▸ YANG PERLU DIKERJAKAN
Jawablah pertanyaan berikut dari anekdot tentang tawasul:
1. Berapa orang yang datang ke rumah itu pada saat yang dijanjikan?
2. Apa topik majelis yang dimulai setelah makan?
3. Menurut ulama Wahabi, tawasul itu perbuatan apa?
═════ CUPLIKAN YANG DIBERIKAN
Minggu, 09 Februari 2014

Anekdot Tawasul


Oleh Muhammad Tijani as Samawi

Teman saya, seorang Ustadz dari Tunisia memberitahu saya bahwa temannya seorang laki-laki dari Arab Saudi akan datang besok pagi untuk melakukan dialog ilmiah dengan saya. Ia mengatakan bahwa ia akan menyediakan makan siang, dan besok adalah hari libur mingguan, sehingga kita mempunyai waktu yang cukup banyak. Kita sudah lama merindukan majelis seperti ini. Ia menambahkan, “Kami berharap Anda menang, dan jangan membuat kita malu, karena orang Saudi itu selalu menguasai pembicaraan dan tidak pernah memberikan kesempatan kepada kita untuk berbicara (maakilnaa bi qur’an). Pada saat yang dijanjikan, mereka datang ke rumah saya itu. Jumlah mereka semuanya tujuh orang, dan salah satunya adalah ulama Wahabi. Sehingga jumlah yang hadir bersama tuan rumah dan saya sebanyak sembilan orang.  Setelah makan, majelis pun dimulai. Adapun yang menjadi topiknya adalah tentang tawasul dan perantaraan antara hamba dengan Tuhannya.  Saya mengatakan bahwa dibolehkan bertawasul kepada Allah SWT dengan perantaraan Nabi, Rasul, para Wali dan orang-orang shaleh, karena terkadang manusia terhalang do’anya, disebabkan banyaknya dosa dan selalu sibuk dengan urusan dunia, sehingga ia memohon pertolongan kepada Allah SWT dengan perantaraan para Wali dan para kekasih-Nya. Ulama Wahabi itu berkata, “Itu perbuatan syirik, dan Allah tidak akan mengampuni dosa orang yang mempersekutukan-Nya.”
══════════
═════ DATA DITAMPILKAN
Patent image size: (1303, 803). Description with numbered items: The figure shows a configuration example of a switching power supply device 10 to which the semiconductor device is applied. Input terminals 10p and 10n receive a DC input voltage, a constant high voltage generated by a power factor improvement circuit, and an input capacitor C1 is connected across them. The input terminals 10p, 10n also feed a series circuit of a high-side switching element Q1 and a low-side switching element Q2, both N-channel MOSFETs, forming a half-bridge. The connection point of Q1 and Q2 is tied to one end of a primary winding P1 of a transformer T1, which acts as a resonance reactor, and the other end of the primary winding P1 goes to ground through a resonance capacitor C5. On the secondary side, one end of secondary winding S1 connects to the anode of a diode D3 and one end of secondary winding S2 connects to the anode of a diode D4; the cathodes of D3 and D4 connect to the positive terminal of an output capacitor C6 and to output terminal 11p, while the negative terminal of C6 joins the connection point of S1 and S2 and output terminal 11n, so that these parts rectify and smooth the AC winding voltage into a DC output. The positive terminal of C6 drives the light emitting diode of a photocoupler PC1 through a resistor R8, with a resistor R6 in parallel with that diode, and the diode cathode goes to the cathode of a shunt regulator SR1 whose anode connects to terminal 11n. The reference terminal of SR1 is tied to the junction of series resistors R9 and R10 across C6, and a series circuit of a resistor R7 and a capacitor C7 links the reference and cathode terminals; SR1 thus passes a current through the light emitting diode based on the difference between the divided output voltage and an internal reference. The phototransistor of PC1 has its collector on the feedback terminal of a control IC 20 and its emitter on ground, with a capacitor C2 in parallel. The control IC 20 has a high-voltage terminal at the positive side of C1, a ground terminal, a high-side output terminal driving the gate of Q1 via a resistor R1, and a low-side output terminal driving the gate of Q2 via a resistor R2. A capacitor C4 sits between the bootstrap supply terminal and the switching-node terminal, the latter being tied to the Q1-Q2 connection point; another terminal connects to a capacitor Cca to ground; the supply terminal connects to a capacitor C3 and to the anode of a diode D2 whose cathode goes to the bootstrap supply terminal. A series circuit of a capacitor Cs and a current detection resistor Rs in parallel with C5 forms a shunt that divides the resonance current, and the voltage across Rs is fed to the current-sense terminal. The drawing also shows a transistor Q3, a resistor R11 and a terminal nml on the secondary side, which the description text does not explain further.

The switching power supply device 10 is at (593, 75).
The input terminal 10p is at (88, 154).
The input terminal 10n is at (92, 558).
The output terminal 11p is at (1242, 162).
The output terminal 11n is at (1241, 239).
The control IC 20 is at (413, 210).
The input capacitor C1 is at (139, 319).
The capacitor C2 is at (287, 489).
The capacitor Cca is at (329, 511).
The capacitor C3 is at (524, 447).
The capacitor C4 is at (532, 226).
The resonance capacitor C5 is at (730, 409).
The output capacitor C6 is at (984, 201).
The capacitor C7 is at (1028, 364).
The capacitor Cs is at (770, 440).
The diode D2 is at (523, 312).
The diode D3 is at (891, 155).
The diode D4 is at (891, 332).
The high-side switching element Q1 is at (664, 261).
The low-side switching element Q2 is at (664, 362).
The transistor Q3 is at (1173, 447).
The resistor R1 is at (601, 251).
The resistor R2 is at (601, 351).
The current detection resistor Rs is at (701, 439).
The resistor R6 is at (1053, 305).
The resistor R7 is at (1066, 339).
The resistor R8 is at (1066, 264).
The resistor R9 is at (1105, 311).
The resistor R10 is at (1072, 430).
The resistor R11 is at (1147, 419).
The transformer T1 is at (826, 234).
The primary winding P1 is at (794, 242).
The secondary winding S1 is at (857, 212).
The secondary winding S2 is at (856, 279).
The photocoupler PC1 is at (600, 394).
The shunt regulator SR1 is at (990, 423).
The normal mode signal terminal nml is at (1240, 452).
══════════
▸ PENYELESAIAN SOAL
1. Tujuh orang.
2. Tawasul dan perantaraan antara hamba dengan Tuhannya.
3. Perbuatan syirik.